§ Problem
Once you have read the records, write them out again exactly.

Material for the task START

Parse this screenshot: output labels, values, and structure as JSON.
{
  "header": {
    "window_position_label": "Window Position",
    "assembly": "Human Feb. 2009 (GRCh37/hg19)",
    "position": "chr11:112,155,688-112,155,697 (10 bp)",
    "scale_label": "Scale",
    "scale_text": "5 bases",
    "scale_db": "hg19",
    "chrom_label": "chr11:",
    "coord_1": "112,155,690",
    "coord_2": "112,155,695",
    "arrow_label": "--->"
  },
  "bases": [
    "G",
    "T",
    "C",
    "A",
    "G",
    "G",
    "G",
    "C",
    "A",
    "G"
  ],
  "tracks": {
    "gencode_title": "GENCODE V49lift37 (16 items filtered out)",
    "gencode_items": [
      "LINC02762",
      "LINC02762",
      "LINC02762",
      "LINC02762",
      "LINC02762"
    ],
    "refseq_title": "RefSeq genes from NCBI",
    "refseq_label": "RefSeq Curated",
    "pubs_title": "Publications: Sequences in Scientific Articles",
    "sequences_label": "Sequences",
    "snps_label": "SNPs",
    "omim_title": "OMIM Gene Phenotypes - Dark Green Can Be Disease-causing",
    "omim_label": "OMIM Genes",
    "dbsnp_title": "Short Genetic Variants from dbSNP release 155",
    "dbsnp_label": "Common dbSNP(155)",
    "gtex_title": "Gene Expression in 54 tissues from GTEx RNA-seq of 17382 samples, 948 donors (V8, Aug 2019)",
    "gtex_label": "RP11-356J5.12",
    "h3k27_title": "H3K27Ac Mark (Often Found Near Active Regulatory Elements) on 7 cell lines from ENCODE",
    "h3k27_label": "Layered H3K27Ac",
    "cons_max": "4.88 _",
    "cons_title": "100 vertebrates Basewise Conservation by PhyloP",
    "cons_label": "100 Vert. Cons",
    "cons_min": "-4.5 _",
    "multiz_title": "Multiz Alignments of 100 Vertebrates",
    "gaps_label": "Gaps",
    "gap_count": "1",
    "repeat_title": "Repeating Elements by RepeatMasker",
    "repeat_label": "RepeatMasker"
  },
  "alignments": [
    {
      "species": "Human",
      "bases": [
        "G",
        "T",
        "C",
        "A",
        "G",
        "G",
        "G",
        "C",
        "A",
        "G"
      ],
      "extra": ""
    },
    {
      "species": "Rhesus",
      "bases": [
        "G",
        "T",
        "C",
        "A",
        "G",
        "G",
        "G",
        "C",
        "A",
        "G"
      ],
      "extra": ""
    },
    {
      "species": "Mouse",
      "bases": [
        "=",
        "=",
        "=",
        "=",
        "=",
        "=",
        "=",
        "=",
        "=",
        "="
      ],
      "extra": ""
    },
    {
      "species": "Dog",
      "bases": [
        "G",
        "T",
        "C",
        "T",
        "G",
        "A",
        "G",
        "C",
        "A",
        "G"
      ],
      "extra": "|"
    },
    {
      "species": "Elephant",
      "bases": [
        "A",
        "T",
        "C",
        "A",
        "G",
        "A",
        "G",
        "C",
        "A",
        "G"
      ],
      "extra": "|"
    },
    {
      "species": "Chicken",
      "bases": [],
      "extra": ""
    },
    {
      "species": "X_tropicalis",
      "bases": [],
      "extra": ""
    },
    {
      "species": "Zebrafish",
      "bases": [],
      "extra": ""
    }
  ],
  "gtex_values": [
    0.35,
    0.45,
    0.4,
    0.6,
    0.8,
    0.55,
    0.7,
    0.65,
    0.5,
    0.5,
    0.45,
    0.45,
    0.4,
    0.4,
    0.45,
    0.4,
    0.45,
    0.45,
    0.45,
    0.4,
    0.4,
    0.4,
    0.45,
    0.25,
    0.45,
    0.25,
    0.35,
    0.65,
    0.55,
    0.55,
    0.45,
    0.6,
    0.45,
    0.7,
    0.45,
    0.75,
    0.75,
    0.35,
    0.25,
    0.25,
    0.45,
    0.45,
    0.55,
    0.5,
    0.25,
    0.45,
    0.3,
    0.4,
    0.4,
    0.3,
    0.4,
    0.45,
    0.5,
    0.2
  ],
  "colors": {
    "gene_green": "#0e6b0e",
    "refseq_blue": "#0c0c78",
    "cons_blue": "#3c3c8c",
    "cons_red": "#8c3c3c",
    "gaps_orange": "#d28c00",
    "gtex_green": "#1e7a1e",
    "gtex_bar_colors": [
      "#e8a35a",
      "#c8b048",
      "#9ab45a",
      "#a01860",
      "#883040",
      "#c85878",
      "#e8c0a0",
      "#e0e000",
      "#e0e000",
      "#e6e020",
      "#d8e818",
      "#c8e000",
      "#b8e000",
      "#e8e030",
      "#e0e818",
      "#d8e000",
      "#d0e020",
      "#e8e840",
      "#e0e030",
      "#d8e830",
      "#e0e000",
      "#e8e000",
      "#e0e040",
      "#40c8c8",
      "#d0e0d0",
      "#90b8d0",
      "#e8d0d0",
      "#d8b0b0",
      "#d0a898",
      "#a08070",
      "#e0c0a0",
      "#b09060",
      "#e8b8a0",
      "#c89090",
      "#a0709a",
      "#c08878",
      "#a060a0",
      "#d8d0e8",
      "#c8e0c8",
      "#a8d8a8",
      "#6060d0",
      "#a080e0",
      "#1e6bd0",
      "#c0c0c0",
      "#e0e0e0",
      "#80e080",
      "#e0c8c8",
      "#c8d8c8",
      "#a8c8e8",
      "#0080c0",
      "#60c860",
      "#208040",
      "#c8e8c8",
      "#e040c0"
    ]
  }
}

Material for the task END

§ Answer space
Parse this screenshot: output labels, values, and structure as JSON.
{
  "header": {
    "window_position_label": "Window Position",
    "assembly": "Human Feb. 2009 (GRCh37/hg19)",
    "position": "chr11:112,155,688-112,155,697 (10 bp)",
    "scale_label": "Scale",
    "scale_text": "5 bases",
    "scale_db": "hg19",
    "chrom_label": "chr11:",
    "coord_1": "112,155,690",
    "coord_2": "112,155,695",
    "arrow_label": "--->"
  },
  "bases": [
    "G",
    "T",
    "C",
    "A",
    "G",
    "G",
    "G",
    "C",
    "A",
    "G"
  ],
  "tracks": {
    "gencode_title": "GENCODE V49lift37 (16 items filtered out)",
    "gencode_items": [
      "LINC02762",
      "LINC02762",
      "LINC02762",
      "LINC02762",
      "LINC02762"
    ],
    "refseq_title": "RefSeq genes from NCBI",
    "refseq_label": "RefSeq Curated",
    "pubs_title": "Publications: Sequences in Scientific Articles",
    "sequences_label": "Sequences",
    "snps_label": "SNPs",
    "omim_title": "OMIM Gene Phenotypes - Dark Green Can Be Disease-causing",
    "omim_label": "OMIM Genes",
    "dbsnp_title": "Short Genetic Variants from dbSNP release 155",
    "dbsnp_label": "Common dbSNP(155)",
    "gtex_title": "Gene Expression in 54 tissues from GTEx RNA-seq of 17382 samples, 948 donors (V8, Aug 2019)",
    "gtex_label": "RP11-356J5.12",
    "h3k27_title": "H3K27Ac Mark (Often Found Near Active Regulatory Elements) on 7 cell lines from ENCODE",
    "h3k27_label": "Layered H3K27Ac",
    "cons_max": "4.88 _",
    "cons_title": "100 vertebrates Basewise Conservation by PhyloP",
    "cons_label": "100 Vert. Cons",
    "cons_min": "-4.5 _",
    "multiz_title": "Multiz Alignments of 100 Vertebrates",
    "gaps_label": "Gaps",
    "gap_count": "1",
    "repeat_title": "Repeating Elements by RepeatMasker",
    "repeat_label": "RepeatMasker"
  },
  "alignments": [
    {
      "species": "Human",
      "bases": [
        "G",
        "T",
        "C",
        "A",
        "G",
        "G",
        "G",
        "C",
        "A",
        "G"
      ],
      "extra": ""
    },
    {
      "species": "Rhesus",
      "bases": [
        "G",
        "T",
        "C",
        "A",
        "G",
        "G",
        "G",
        "C",
        "A",
        "G"
      ],
      "extra": ""
    },
    {
      "species": "Mouse",
      "bases": [
        "=",
        "=",
        "=",
        "=",
        "=",
        "=",
        "=",
        "=",
        "=",
        "="
      ],
      "extra": ""
    },
    {
      "species": "Dog",
      "bases": [
        "G",
        "T",
        "C",
        "T",
        "G",
        "A",
        "G",
        "C",
        "A",
        "G"
      ],
      "extra": "|"
    },
    {
      "species": "Elephant",
      "bases": [
        "A",
        "T",
        "C",
        "A",
        "G",
        "A",
        "G",
        "C",
        "A",
        "G"
      ],
      "extra": "|"
    },
    {
      "species": "Chicken",
      "bases": [],
      "extra": ""
    },
    {
      "species": "X_tropicalis",
      "bases": [],
      "extra": ""
    },
    {
      "species": "Zebrafish",
      "bases": [],
      "extra": ""
    }
  ],
  "gtex_values": [
    0.35,
    0.45,
    0.4,
    0.6,
    0.8,
    0.55,
    0.7,
    0.65,
    0.5,
    0.5,
    0.45,
    0.45,
    0.4,
    0.4,
    0.45,
    0.4,
    0.45,
    0.45,
    0.45,
    0.4,
    0.4,
    0.4,
    0.45,
    0.25,
    0.45,
    0.25,
    0.35,
    0.65,
    0.55,
    0.55,
    0.45,
    0.6,
    0.45,
    0.7,
    0.45,
    0.75,
    0.75,
    0.35,
    0.25,
    0.25,
    0.45,
    0.45,
    0.55,
    0.5,
    0.25,
    0.45,
    0.3,
    0.4,
    0.4,
    0.3,
    0.4,
    0.45,
    0.5,
    0.2
  ],
  "colors": {
    "gene_green": "#0e6b0e",
    "refseq_blue": "#0c0c78",
    "cons_blue": "#3c3c8c",
    "cons_red": "#8c3c3c",
    "gaps_orange": "#d28c00",
    "gtex_green": "#1e7a1e",
    "gtex_bar_colors": [
      "#e8a35a",
      "#c8b048",
      "#9ab45a",
      "#a01860",
      "#883040",
      "#c85878",
      "#e8c0a0",
      "#e0e000",
      "#e0e000",
      "#e6e020",
      "#d8e818",
      "#c8e000",
      "#b8e000",
      "#e8e030",
      "#e0e818",
      "#d8e000",
      "#d0e020",
      "#e8e840",
      "#e0e030",
      "#d8e830",
      "#e0e000",
      "#e8e000",
      "#e0e040",
      "#40c8c8",
      "#d0e0d0",
      "#90b8d0",
      "#e8d0d0",
      "#d8b0b0",
      "#d0a898",
      "#a08070",
      "#e0c0a0",
      "#b09060",
      "#e8b8a0",
      "#c89090",
      "#a0709a",
      "#c08878",
      "#a060a0",
      "#d8d0e8",
      "#c8e0c8",
      "#a8d8a8",
      "#6060d0",
      "#a080e0",
      "#1e6bd0",
      "#c0c0c0",
      "#e0e0e0",
      "#80e080",
      "#e0c8c8",
      "#c8d8c8",
      "#a8c8e8",
      "#0080c0",
      "#60c860",
      "#208040",
      "#c8e8c8",
      "#e040c0"
    ]
  }
}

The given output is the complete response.